- **What is being asked**: Write each line out again exactly as written.

- **Exercise input**:
+ + + + +

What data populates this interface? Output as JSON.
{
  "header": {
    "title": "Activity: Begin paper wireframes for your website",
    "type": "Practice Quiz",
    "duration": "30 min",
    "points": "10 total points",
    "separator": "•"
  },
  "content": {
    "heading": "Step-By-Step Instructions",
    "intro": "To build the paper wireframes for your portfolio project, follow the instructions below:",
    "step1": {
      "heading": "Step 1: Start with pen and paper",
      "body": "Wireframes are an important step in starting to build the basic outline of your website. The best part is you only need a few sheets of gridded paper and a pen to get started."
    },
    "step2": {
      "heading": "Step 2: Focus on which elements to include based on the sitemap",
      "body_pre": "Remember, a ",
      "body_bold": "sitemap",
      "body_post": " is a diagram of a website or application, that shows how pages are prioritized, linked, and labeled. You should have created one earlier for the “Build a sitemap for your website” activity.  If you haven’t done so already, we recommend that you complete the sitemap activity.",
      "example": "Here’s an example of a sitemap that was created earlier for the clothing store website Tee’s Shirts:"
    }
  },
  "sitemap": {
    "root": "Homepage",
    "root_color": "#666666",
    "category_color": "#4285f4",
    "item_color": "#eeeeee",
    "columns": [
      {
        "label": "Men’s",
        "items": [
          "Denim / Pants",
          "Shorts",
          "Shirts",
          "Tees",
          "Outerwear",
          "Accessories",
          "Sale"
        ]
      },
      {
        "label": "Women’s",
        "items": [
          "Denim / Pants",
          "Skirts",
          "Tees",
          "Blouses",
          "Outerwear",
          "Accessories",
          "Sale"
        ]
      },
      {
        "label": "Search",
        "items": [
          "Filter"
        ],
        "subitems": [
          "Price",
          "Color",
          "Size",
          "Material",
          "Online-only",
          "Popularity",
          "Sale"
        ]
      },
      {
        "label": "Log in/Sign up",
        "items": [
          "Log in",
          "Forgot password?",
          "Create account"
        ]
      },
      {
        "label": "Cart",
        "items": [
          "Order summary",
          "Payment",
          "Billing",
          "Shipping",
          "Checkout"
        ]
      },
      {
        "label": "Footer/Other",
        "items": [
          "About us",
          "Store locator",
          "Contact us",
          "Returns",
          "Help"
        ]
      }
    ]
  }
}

+ + + + +

- **Answer**:
What data populates this interface? Output as JSON.
{
  "header": {
    "title": "Activity: Begin paper wireframes for your website",
    "type": "Practice Quiz",
    "duration": "30 min",
    "points": "10 total points",
    "separator": "•"
  },
  "content": {
    "heading": "Step-By-Step Instructions",
    "intro": "To build the paper wireframes for your portfolio project, follow the instructions below:",
    "step1": {
      "heading": "Step 1: Start with pen and paper",
      "body": "Wireframes are an important step in starting to build the basic outline of your website. The best part is you only need a few sheets of gridded paper and a pen to get started."
    },
    "step2": {
      "heading": "Step 2: Focus on which elements to include based on the sitemap",
      "body_pre": "Remember, a ",
      "body_bold": "sitemap",
      "body_post": " is a diagram of a website or application, that shows how pages are prioritized, linked, and labeled. You should have created one earlier for the “Build a sitemap for your website” activity.  If you haven’t done so already, we recommend that you complete the sitemap activity.",
      "example": "Here’s an example of a sitemap that was created earlier for the clothing store website Tee’s Shirts:"
    }
  },
  "sitemap": {
    "root": "Homepage",
    "root_color": "#666666",
    "category_color": "#4285f4",
    "item_color": "#eeeeee",
    "columns": [
      {
        "label": "Men’s",
        "items": [
          "Denim / Pants",
          "Shorts",
          "Shirts",
          "Tees",
          "Outerwear",
          "Accessories",
          "Sale"
        ]
      },
      {
        "label": "Women’s",
        "items": [
          "Denim / Pants",
          "Skirts",
          "Tees",
          "Blouses",
          "Outerwear",
          "Accessories",
          "Sale"
        ]
      },
      {
        "label": "Search",
        "items": [
          "Filter"
        ],
        "subitems": [
          "Price",
          "Color",
          "Size",
          "Material",
          "Online-only",
          "Popularity",
          "Sale"
        ]
      },
      {
        "label": "Log in/Sign up",
        "items": [
          "Log in",
          "Forgot password?",
          "Create account"
        ]
      },
      {
        "label": "Cart",
        "items": [
          "Order summary",
          "Payment",
          "Billing",
          "Shipping",
          "Checkout"
        ]
      },
      {
        "label": "Footer/Other",
        "items": [
          "About us",
          "Store locator",
          "Contact us",
          "Returns",
          "Help"
        ]
      }
    ]
  }
}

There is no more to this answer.